Anyone with one foot in the depths of BookTok — or a roommate who’s too invested — knows that the discussions surrounding common tropes in literature are raging. I’m starting to see books being marketed by the tropes they include, which to me seems a very reductive form of synopsis. Sometimes these hit different. Sometimes, though, they just miss.
MISS: Second-chance romance
Sorry, Hallmark. The concept of a city girl making it in her career and then quitting her life for a reluctant assignment in her hometown just isn’t romantic. She always has a corporate boyfriend back in the city with gelled hair and a phone earpiece, but her farm-boy high school sweetheart is living in his hometown trying to save the family business. The boyfriend always sucks, and nobody’s mad that the protagonist is dumping him, but do you really need to be getting into a relationship before (or, like, one day after) you dump your jerk corporate man? There are eight billion people in the world, if we’re rounding up. Find one you haven’t already dated. Come on.
HIT: Found family
I don’t think I’ve ever seen someone hate on the found family trope, but if someone did I think I’d pull up that WikiHow article I found a while back on how to dropkick. Sorry you don’t support joy and happiness, I guess. There is nothing better than a ragtag group of characters somehow intertwining their lives to the point of codependence. You’re just jealous.
* * * * * * *
> _QUESTIONS_:
1 - Answer these from the essay on book tropes:
(a) According to the opening paragraph, how are books starting to be marketed?
(b) Which trope is labeled a MISS?
(c) What would the writer pull up on someone who hates on the found family trope?
2 - Transcribe the essay on book tropes from the words "MISS: Second-chance romance" through the words "dated. Come on.".

> _SOURCE INFORMATION_:
* * * * * * *
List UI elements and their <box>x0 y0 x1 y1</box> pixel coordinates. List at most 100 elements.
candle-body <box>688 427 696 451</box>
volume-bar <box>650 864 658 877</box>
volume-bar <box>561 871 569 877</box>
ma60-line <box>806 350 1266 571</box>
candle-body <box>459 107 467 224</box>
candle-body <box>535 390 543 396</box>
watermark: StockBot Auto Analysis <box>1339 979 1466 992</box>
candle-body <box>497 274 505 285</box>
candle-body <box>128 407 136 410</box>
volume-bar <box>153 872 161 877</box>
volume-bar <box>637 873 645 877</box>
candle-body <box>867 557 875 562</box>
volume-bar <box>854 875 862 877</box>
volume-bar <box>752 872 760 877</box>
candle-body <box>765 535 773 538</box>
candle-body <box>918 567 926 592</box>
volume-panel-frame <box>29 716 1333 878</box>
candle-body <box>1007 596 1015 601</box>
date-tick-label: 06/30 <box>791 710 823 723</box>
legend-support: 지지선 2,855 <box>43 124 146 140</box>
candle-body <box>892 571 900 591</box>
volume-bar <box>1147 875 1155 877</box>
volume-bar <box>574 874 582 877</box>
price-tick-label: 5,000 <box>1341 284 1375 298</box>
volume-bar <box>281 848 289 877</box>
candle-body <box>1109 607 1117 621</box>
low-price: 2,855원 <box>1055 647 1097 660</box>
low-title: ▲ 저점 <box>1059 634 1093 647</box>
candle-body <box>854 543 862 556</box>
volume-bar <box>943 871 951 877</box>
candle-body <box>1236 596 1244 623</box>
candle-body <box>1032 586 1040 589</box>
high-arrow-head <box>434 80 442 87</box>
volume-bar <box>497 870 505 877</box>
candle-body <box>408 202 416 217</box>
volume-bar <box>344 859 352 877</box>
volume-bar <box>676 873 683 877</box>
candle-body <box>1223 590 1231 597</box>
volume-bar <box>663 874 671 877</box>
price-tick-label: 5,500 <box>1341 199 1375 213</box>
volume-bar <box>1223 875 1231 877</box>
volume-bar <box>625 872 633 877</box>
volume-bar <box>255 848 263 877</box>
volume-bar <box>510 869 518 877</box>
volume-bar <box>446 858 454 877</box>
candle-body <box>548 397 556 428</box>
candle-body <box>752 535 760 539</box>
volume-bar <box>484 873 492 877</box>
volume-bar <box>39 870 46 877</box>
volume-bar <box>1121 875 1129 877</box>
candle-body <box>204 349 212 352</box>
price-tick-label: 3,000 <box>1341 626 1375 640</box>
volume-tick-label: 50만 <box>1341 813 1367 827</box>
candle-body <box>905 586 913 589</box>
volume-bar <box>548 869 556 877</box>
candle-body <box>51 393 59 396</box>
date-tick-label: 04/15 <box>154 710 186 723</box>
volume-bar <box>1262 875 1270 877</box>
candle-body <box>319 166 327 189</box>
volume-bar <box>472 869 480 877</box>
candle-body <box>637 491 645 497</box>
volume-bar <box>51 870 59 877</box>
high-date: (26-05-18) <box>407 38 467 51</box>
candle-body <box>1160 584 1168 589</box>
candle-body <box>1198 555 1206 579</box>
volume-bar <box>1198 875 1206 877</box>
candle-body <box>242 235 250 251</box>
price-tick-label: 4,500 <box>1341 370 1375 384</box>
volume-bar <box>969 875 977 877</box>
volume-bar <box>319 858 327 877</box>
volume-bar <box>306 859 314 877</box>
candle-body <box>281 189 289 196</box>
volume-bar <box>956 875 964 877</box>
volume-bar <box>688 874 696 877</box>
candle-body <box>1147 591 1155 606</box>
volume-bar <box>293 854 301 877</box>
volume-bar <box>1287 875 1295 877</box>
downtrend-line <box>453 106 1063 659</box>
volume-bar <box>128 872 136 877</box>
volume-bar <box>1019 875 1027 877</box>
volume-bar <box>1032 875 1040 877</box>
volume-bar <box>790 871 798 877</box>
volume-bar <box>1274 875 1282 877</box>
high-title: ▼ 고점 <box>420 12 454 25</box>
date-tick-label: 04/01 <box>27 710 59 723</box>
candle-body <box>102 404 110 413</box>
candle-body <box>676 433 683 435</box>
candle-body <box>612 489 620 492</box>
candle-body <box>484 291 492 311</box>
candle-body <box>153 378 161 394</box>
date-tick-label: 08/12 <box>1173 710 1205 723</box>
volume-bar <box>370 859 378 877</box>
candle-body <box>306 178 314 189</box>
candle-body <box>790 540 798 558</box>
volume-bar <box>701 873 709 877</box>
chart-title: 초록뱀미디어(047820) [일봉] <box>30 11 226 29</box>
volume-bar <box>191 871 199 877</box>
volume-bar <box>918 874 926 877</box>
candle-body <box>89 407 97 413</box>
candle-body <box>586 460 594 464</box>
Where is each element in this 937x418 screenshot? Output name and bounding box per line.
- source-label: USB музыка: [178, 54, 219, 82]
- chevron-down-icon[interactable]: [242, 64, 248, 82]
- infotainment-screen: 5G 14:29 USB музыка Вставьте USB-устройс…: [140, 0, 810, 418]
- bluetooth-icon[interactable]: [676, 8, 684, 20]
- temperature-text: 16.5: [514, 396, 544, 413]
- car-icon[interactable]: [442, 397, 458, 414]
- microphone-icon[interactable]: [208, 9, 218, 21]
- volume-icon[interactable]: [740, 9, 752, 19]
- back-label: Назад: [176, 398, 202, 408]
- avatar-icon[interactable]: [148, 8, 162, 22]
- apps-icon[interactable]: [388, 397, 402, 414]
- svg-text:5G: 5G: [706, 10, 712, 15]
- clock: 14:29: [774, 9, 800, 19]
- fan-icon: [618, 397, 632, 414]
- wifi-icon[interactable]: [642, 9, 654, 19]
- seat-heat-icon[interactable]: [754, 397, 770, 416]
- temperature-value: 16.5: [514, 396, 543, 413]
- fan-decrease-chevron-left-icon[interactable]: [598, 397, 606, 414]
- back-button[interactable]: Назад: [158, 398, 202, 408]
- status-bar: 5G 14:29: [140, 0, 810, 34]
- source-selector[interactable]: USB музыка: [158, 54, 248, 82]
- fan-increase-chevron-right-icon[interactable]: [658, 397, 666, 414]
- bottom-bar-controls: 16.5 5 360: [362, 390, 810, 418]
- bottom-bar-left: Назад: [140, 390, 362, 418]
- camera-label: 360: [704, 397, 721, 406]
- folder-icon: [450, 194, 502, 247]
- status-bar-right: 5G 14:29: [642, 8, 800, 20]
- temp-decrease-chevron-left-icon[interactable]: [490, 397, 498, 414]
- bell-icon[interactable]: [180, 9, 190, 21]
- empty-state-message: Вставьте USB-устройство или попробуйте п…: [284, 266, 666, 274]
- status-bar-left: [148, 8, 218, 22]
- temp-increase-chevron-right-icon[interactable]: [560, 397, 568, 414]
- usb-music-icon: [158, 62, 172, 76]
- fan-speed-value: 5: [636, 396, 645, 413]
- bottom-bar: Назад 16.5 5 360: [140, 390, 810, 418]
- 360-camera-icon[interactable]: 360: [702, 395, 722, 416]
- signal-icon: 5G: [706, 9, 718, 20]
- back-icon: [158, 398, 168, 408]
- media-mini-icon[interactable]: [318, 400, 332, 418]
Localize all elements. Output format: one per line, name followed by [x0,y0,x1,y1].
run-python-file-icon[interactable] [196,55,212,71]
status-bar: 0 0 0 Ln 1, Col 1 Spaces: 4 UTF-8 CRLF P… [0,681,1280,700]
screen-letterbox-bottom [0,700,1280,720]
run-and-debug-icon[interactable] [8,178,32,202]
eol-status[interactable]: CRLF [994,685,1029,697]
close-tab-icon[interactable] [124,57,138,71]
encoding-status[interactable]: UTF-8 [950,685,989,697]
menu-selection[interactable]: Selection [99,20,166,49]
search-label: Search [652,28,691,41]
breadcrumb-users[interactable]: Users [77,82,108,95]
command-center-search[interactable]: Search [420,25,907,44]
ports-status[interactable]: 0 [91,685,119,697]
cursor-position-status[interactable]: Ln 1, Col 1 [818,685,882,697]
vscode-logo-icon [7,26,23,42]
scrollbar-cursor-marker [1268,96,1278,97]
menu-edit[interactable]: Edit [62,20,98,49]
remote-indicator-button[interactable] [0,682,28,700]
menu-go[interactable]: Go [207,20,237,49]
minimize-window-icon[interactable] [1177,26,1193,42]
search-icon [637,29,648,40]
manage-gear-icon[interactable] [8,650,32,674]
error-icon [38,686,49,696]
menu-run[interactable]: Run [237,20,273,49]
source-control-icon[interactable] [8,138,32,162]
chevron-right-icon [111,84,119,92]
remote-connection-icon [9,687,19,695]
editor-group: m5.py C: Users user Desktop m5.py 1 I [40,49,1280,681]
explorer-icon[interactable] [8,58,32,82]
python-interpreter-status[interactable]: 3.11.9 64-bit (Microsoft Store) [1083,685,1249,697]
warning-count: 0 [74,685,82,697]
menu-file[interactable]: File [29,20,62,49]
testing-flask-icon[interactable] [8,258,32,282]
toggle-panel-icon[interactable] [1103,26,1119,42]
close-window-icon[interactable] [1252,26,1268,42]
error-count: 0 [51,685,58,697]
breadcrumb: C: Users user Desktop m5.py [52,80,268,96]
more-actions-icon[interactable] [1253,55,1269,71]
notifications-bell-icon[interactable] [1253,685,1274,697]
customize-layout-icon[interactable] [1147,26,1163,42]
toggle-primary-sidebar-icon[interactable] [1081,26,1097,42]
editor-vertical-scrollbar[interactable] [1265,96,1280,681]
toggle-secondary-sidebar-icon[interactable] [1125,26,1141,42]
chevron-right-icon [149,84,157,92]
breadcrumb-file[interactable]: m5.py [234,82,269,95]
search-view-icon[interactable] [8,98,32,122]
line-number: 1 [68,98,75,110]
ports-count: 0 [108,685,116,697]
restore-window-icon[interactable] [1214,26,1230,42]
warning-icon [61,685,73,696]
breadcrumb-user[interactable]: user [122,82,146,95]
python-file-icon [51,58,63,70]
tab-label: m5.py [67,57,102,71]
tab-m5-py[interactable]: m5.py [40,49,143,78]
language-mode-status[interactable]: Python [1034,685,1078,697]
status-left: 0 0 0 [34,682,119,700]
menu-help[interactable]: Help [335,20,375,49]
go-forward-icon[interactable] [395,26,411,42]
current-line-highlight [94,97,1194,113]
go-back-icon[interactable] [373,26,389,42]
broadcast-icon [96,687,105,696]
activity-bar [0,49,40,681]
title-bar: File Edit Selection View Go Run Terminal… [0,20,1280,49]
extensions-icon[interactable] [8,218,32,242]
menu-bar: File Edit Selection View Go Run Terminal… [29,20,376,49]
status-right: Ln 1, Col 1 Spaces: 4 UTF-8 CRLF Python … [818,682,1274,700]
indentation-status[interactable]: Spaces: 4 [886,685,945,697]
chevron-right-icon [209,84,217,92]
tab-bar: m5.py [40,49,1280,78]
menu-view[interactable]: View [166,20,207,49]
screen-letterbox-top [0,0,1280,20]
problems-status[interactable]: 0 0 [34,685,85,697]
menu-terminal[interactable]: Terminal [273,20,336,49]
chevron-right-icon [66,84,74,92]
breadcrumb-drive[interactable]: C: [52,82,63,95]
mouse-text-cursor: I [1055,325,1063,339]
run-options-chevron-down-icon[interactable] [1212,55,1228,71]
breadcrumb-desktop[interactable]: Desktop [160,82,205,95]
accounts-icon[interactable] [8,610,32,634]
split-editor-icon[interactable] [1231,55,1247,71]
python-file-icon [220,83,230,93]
* * * * * * *
> _ACTIVITY ANSWERS_:
1 -
(a) By the tropes they include.
(b) Second-chance romance.
(c) A WikiHow article on how to dropkick.

2 -
MISS: Second-chance romance
Sorry, Hallmark. The concept of a city girl making it in her career and then quitting her life for a reluctant assignment in her hometown just isn’t romantic. She always has a corporate boyfriend back in the city with gelled hair and a phone earpiece, but her farm-boy high school sweetheart is living in his hometown trying to save the family business. The boyfriend always sucks, and nobody’s mad that the protagonist is dumping him, but do you really need to be getting into a relationship before (or, like, one day after) you dump your jerk corporate man? There are eight billion people in the world, if we’re rounding up. Find one you haven’t already dated. Come on.